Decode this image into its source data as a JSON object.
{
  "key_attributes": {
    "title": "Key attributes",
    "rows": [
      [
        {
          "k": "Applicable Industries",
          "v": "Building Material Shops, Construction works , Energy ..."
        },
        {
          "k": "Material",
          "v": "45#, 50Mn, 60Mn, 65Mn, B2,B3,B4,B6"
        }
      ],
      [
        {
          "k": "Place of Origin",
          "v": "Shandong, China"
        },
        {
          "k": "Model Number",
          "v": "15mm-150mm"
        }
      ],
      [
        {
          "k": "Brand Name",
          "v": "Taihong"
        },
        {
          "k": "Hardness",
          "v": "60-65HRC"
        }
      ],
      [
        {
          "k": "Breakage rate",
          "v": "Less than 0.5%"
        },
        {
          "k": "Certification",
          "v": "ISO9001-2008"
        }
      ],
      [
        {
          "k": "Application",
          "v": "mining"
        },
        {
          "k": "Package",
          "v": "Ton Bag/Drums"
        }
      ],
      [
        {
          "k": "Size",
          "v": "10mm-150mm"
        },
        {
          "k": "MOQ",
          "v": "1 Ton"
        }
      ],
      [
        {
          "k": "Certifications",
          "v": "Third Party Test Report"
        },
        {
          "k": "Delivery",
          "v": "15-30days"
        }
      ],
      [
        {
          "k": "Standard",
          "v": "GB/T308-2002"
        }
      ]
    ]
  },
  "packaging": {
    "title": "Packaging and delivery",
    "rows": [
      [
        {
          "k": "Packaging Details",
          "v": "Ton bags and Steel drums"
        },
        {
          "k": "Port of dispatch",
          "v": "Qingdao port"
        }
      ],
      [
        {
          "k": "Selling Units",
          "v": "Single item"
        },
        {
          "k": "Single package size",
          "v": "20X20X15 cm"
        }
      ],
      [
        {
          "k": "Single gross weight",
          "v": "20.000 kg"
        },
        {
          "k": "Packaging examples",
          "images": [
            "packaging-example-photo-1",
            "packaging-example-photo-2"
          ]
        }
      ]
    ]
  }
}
===============
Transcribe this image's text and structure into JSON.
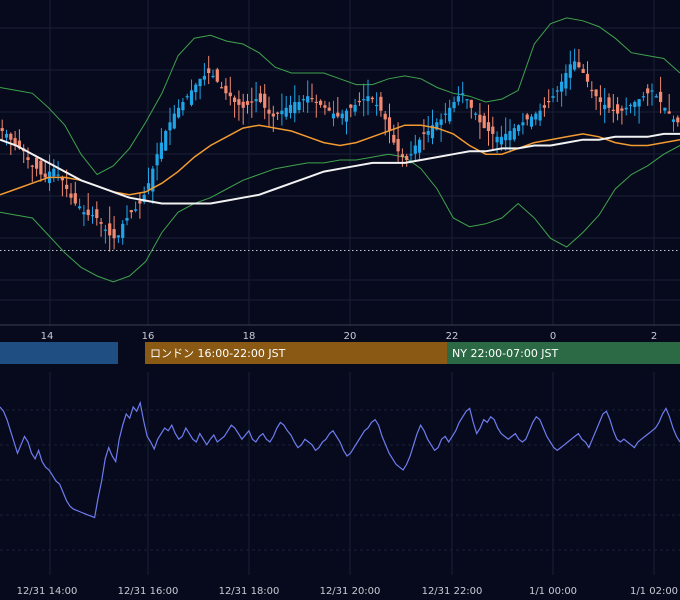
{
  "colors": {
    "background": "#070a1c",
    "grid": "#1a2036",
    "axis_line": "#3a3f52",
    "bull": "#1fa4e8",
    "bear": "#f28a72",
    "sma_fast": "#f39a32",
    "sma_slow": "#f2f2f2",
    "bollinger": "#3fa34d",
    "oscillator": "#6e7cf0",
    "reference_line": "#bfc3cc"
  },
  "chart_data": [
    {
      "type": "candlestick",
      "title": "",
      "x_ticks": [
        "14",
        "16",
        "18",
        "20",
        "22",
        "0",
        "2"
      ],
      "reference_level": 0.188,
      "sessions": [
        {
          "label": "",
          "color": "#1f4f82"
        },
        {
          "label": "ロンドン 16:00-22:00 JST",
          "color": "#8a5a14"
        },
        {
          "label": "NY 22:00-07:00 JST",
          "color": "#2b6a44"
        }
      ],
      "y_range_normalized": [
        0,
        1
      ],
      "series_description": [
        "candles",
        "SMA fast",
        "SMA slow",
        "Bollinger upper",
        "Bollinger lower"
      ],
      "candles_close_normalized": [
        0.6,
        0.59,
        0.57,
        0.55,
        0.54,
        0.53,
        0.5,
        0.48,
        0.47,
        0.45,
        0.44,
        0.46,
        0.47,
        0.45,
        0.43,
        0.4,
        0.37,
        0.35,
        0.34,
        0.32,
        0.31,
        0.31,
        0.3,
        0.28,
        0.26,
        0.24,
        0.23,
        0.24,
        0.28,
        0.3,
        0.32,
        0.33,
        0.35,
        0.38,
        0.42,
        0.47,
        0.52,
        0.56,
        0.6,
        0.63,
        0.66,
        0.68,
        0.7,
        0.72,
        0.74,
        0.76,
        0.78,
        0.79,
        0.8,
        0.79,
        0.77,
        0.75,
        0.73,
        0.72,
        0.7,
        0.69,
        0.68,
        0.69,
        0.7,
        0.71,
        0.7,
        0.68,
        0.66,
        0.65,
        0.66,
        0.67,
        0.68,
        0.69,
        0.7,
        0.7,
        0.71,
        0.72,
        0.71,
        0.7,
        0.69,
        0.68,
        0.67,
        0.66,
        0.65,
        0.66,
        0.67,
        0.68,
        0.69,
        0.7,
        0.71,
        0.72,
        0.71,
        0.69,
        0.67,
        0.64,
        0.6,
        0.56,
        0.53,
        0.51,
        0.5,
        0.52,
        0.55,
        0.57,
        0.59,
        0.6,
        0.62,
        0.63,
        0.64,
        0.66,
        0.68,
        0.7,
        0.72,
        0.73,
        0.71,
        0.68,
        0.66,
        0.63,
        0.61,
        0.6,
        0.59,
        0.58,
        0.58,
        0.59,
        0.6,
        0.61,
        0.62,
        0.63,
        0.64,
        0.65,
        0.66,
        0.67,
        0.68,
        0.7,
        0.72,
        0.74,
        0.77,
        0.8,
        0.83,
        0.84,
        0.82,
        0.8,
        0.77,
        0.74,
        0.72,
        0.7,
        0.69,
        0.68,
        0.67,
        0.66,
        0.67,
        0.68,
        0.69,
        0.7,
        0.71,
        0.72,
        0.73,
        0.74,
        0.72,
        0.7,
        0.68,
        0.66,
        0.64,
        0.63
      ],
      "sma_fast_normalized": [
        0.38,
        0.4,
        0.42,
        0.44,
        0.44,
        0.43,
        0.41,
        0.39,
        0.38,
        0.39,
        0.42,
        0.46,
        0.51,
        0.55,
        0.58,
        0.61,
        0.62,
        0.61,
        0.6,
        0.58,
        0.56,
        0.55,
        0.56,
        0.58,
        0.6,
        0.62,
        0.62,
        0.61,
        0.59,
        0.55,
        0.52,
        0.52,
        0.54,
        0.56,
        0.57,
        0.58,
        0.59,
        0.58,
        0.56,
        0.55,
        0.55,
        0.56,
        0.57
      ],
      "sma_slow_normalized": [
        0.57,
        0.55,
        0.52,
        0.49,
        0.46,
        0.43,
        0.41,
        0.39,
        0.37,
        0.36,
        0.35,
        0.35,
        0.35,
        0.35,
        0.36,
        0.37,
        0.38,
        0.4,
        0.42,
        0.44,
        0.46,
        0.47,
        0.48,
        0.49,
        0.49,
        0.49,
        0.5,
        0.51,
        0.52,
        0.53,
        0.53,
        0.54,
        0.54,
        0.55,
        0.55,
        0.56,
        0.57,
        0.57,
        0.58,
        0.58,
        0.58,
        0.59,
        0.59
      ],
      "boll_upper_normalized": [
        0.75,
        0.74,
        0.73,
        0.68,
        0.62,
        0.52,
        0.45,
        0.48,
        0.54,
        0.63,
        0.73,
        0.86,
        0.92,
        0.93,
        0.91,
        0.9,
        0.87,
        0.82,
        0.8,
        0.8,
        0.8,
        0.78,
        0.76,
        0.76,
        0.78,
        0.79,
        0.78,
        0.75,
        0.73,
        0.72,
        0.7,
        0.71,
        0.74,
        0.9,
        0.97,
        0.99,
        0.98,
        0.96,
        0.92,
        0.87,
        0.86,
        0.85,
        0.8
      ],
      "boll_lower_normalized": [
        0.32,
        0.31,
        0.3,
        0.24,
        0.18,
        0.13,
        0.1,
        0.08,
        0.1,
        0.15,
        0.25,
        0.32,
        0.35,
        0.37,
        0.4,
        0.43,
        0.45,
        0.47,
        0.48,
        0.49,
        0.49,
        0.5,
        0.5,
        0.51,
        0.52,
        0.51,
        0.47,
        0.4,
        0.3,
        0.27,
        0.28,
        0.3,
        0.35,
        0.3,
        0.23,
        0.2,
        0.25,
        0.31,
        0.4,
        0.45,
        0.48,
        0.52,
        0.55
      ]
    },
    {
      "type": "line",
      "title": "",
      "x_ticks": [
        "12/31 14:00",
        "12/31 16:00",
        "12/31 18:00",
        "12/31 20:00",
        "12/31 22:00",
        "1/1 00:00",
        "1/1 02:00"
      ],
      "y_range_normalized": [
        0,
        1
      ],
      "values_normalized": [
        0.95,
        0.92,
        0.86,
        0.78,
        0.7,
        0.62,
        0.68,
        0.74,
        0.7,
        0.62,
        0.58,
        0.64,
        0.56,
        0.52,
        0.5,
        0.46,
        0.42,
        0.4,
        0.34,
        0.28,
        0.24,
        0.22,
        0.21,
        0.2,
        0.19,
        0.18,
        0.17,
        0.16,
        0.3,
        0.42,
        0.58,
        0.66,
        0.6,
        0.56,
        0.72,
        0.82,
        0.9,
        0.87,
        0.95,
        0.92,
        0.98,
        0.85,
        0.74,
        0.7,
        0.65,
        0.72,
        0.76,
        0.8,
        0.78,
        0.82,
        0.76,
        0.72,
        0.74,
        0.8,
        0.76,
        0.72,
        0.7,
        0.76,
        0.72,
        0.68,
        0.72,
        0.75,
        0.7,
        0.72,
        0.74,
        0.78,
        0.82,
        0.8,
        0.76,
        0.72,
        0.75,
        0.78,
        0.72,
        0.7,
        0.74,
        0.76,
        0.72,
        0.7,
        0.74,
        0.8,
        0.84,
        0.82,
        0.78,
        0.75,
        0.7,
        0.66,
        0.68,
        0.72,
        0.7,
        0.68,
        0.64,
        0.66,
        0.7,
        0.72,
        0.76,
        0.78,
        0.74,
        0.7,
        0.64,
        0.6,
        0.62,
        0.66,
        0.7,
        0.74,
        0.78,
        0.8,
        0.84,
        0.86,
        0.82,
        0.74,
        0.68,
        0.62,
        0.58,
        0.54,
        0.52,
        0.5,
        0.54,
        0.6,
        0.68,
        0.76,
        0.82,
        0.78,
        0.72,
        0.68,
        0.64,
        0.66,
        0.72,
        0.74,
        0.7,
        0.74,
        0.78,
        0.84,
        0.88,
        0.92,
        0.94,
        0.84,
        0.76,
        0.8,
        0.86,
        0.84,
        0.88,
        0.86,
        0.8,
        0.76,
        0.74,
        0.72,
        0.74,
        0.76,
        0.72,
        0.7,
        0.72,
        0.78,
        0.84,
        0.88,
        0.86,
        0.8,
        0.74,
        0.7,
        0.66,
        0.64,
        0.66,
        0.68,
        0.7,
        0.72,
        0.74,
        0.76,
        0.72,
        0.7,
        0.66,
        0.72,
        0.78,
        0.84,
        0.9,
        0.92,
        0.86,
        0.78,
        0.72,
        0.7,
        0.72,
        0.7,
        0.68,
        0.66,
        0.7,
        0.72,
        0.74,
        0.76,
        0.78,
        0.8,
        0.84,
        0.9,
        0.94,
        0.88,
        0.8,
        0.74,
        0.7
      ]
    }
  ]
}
===============
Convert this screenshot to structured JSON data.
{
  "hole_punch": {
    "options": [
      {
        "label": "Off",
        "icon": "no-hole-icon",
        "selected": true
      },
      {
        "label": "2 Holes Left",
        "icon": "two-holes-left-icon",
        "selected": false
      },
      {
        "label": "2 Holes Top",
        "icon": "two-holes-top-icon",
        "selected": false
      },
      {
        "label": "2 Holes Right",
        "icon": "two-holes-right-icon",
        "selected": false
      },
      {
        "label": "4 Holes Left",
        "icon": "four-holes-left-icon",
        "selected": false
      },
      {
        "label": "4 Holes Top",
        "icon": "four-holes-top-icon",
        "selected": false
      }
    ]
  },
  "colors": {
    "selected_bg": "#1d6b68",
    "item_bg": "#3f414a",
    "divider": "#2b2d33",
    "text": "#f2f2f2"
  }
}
===============
— GOAL —
Copy every line in the records above that contains the word "JSON".

— RIGHT ANSWER —
Decode this image into its source data as a JSON object.
Transcribe this image's text and structure into JSON.
Convert this screenshot to structured JSON data.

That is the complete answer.